* [SHORT PROBLEM]
Identify the lines that contain the word "سالانه" and copy each one.

__________________________________________________

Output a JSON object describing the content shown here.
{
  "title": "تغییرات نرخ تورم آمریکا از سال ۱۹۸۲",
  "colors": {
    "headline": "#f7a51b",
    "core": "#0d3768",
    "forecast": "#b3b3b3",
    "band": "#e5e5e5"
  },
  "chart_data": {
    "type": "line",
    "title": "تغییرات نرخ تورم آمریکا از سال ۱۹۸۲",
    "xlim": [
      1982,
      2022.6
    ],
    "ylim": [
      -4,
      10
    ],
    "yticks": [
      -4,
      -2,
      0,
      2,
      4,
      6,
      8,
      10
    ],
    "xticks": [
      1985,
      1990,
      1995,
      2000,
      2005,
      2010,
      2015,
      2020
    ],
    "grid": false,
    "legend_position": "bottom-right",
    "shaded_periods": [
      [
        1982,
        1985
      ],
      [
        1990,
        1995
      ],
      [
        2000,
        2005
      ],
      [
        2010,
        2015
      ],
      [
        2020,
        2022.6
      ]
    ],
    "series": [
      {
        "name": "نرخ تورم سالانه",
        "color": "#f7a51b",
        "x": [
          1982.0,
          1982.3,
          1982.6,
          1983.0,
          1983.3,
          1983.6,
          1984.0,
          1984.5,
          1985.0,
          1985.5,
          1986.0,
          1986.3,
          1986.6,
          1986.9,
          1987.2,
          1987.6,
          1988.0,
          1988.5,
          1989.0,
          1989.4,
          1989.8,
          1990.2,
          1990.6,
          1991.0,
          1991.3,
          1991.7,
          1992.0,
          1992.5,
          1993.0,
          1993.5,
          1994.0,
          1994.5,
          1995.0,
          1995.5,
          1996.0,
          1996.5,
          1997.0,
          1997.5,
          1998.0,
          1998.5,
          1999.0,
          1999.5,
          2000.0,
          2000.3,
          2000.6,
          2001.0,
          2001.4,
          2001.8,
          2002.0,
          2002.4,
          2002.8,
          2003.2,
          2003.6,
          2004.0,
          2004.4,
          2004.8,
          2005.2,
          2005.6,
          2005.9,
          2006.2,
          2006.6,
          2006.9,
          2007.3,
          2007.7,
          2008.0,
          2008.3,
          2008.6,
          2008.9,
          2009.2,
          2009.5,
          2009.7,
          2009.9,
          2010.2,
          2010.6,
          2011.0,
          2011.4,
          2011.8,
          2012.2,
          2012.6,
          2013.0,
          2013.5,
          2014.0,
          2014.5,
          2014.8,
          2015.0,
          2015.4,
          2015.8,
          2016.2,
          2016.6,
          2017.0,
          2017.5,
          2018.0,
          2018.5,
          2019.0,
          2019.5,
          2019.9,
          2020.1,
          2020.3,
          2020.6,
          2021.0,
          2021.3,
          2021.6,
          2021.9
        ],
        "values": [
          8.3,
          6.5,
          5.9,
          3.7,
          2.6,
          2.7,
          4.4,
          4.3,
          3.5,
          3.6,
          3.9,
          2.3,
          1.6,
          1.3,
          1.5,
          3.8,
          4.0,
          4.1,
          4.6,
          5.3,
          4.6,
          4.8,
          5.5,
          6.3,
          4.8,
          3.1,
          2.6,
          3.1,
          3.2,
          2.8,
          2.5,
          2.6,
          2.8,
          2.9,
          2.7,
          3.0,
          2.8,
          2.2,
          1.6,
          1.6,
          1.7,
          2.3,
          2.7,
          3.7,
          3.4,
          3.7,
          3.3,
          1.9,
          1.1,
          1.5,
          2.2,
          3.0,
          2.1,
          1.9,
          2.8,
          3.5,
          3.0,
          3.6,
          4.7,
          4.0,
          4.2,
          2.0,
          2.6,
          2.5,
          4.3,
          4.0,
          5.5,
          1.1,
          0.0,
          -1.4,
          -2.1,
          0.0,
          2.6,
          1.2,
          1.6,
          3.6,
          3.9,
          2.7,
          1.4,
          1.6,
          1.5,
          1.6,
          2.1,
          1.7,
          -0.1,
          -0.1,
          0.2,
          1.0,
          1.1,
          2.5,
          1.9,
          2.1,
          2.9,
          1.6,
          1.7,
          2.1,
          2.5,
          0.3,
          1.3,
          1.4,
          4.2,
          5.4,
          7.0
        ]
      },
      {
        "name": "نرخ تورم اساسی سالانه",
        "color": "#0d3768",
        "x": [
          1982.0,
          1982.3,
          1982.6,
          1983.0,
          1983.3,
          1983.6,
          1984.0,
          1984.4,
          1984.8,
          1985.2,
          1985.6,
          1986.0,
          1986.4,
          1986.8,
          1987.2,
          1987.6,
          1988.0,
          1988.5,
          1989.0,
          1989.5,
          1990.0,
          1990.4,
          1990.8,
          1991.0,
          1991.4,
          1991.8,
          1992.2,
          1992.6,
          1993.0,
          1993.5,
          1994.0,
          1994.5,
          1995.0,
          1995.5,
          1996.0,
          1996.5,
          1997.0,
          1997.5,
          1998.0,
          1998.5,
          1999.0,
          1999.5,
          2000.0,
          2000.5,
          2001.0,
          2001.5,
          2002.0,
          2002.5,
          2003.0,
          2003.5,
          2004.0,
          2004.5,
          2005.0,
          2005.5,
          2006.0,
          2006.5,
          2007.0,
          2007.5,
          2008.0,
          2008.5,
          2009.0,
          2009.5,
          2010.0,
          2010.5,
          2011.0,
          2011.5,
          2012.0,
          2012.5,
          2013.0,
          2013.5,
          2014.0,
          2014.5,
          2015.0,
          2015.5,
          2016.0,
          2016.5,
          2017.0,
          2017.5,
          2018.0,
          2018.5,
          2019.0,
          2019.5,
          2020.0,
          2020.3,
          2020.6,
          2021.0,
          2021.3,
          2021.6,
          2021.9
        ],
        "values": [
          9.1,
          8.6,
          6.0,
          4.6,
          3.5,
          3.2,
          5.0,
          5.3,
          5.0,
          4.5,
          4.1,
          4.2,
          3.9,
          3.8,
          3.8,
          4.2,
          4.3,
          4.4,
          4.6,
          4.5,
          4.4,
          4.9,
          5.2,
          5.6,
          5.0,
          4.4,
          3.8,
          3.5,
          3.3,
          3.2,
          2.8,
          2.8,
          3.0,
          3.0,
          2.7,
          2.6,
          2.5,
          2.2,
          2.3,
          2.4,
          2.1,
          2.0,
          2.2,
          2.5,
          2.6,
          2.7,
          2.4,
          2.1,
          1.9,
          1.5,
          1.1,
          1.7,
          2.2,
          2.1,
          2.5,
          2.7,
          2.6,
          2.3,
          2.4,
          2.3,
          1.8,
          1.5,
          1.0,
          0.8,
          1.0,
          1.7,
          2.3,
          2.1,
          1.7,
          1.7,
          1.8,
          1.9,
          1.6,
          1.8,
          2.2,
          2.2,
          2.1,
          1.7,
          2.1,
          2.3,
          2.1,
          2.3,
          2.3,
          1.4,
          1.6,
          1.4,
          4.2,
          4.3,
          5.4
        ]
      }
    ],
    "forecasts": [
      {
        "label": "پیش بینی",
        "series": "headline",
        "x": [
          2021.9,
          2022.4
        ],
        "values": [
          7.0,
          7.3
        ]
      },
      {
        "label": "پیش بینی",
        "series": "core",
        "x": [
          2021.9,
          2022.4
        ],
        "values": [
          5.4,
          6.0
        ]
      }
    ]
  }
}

__________________________________________________

* [EXERCISE RESPONSE]
        "name": "نرخ تورم سالانه",
        "name": "نرخ تورم اساسی سالانه",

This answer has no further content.